[Data extracted from a collection]
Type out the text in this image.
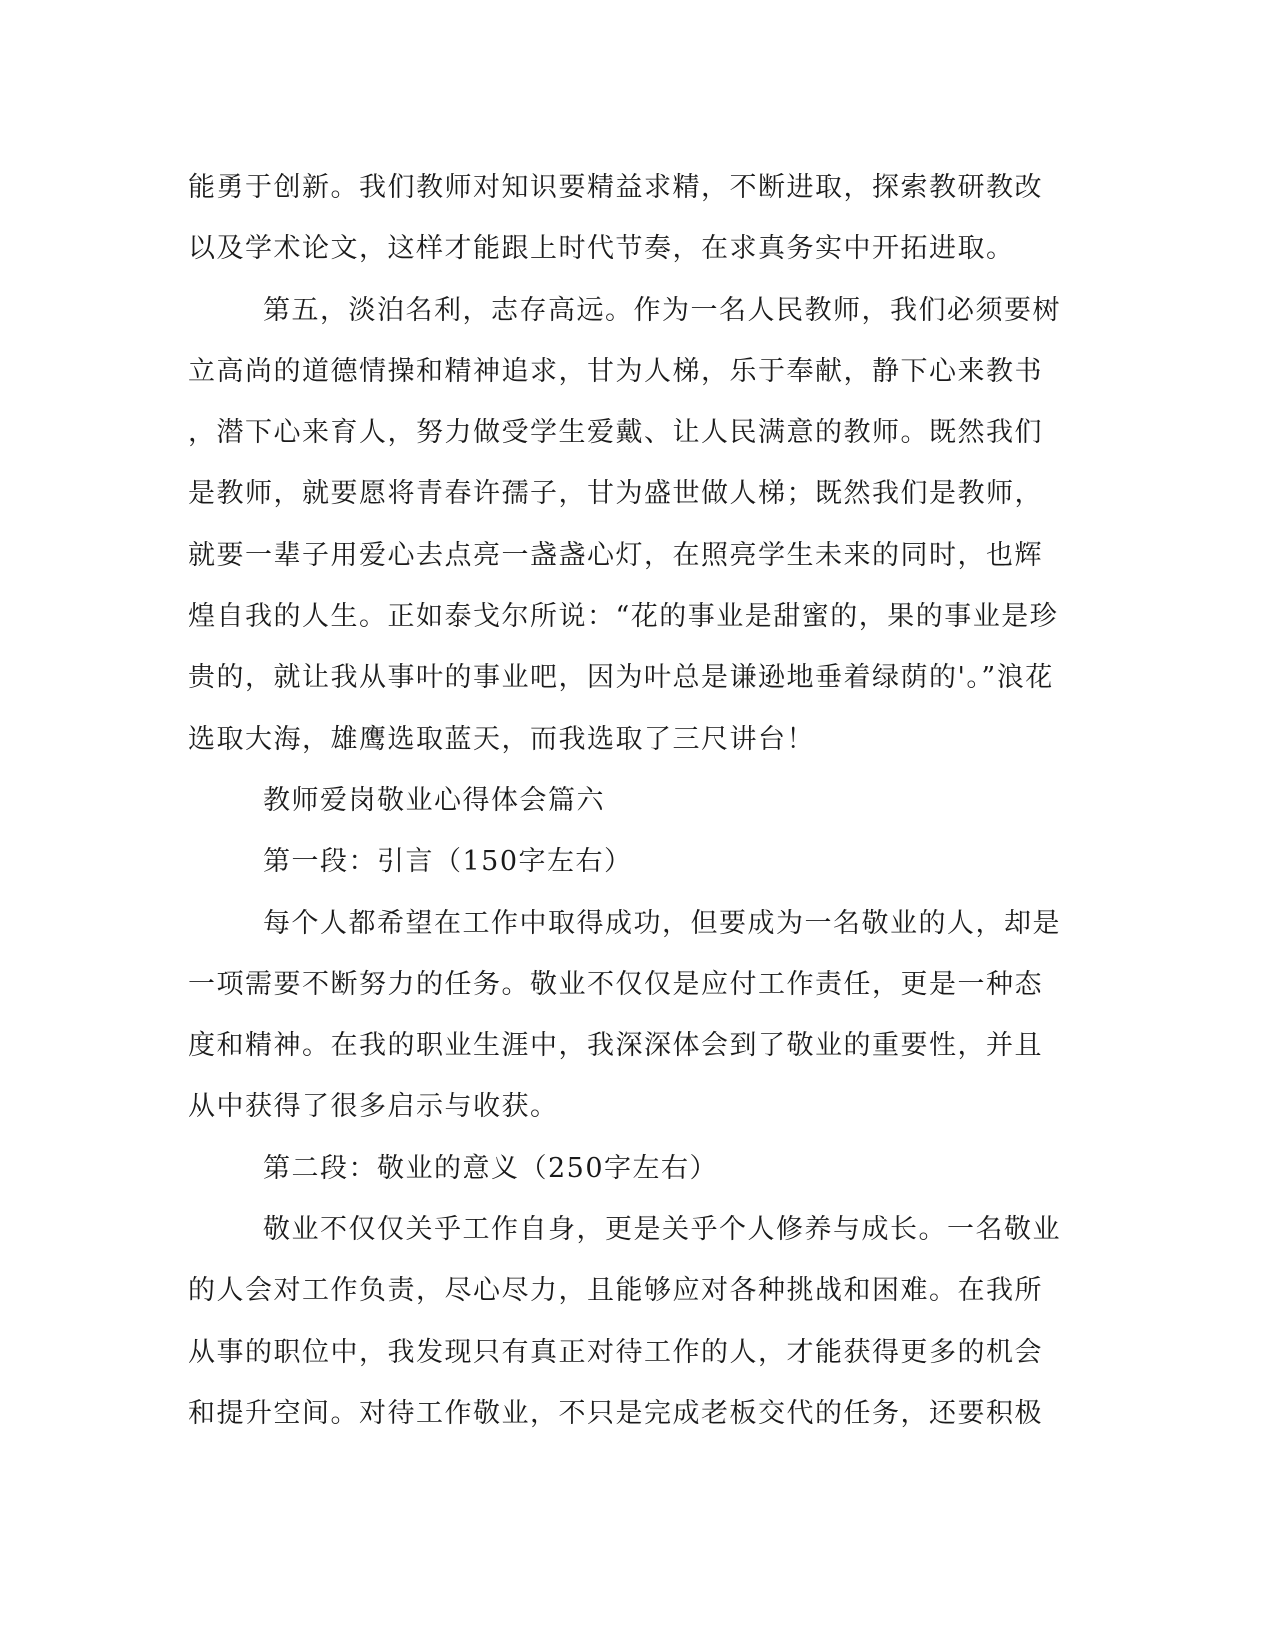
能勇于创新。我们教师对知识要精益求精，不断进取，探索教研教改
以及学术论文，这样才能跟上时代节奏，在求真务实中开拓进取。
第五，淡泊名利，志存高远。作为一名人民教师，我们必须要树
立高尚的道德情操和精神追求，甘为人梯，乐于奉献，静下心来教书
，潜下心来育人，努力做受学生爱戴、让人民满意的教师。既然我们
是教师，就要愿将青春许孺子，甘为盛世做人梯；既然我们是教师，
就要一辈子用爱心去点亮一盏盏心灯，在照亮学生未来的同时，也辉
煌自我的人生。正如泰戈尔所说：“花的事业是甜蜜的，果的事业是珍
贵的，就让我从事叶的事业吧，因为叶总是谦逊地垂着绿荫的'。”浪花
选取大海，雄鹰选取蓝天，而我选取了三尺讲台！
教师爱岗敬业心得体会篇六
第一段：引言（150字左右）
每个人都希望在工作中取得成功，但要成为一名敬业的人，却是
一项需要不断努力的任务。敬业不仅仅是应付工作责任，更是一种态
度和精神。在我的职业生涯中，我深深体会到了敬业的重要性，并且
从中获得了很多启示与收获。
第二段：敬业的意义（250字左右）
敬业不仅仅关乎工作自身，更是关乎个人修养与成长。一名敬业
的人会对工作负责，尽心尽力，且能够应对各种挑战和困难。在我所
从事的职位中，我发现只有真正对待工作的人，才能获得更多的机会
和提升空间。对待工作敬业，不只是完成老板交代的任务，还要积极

EXERCISE INSTRUCTIONS. Reproduce each line word for word and drop the pictures.

EXPECTED ANSWER.
Type out the text in this image.
能勇于创新。我们教师对知识要精益求精，不断进取，探索教研教改
以及学术论文，这样才能跟上时代节奏，在求真务实中开拓进取。
第五，淡泊名利，志存高远。作为一名人民教师，我们必须要树
立高尚的道德情操和精神追求，甘为人梯，乐于奉献，静下心来教书
，潜下心来育人，努力做受学生爱戴、让人民满意的教师。既然我们
是教师，就要愿将青春许孺子，甘为盛世做人梯；既然我们是教师，
就要一辈子用爱心去点亮一盏盏心灯，在照亮学生未来的同时，也辉
煌自我的人生。正如泰戈尔所说：“花的事业是甜蜜的，果的事业是珍
贵的，就让我从事叶的事业吧，因为叶总是谦逊地垂着绿荫的'。”浪花
选取大海，雄鹰选取蓝天，而我选取了三尺讲台！
教师爱岗敬业心得体会篇六
第一段：引言（150字左右）
每个人都希望在工作中取得成功，但要成为一名敬业的人，却是
一项需要不断努力的任务。敬业不仅仅是应付工作责任，更是一种态
度和精神。在我的职业生涯中，我深深体会到了敬业的重要性，并且
从中获得了很多启示与收获。
第二段：敬业的意义（250字左右）
敬业不仅仅关乎工作自身，更是关乎个人修养与成长。一名敬业
的人会对工作负责，尽心尽力，且能够应对各种挑战和困难。在我所
从事的职位中，我发现只有真正对待工作的人，才能获得更多的机会
和提升空间。对待工作敬业，不只是完成老板交代的任务，还要积极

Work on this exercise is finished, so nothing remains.